[Lines of data]
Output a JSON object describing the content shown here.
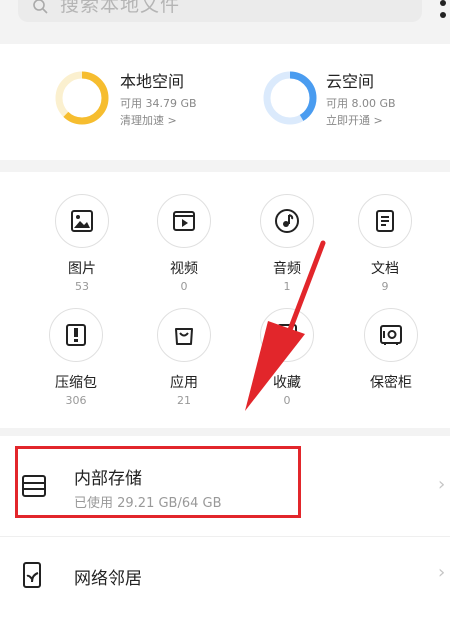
{
  "search": {
    "placeholder": "搜索本地文件"
  },
  "storage": {
    "local": {
      "title": "本地空间",
      "available": "可用 34.79 GB",
      "action": "清理加速 >"
    },
    "cloud": {
      "title": "云空间",
      "available": "可用 8.00 GB",
      "action": "立即开通 >"
    }
  },
  "categories": [
    {
      "label": "图片",
      "count": "53",
      "icon": "image-icon"
    },
    {
      "label": "视频",
      "count": "0",
      "icon": "video-icon"
    },
    {
      "label": "音频",
      "count": "1",
      "icon": "audio-icon"
    },
    {
      "label": "文档",
      "count": "9",
      "icon": "document-icon"
    },
    {
      "label": "压缩包",
      "count": "306",
      "icon": "archive-icon"
    },
    {
      "label": "应用",
      "count": "21",
      "icon": "app-bag-icon"
    },
    {
      "label": "收藏",
      "count": "0",
      "icon": "favorite-icon"
    },
    {
      "label": "保密柜",
      "count": "",
      "icon": "safe-icon"
    }
  ],
  "list": {
    "internal_storage": {
      "title": "内部存储",
      "usage": "已使用 29.21 GB/64 GB",
      "icon": "storage-icon"
    },
    "network_neighborhood": {
      "title": "网络邻居",
      "icon": "network-device-icon"
    }
  },
  "colors": {
    "local_ring": "#f6bd2f",
    "cloud_ring": "#4a9cf0",
    "highlight": "#e2262b"
  }
}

[Stated problem]
From the entries above, list each line with "count" in it.

[Result of this exercise]
      "count": "53",
      "count": "0",
      "count": "1",
      "count": "9",
      "count": "306",
      "count": "21",
      "count": "0",
      "count": "",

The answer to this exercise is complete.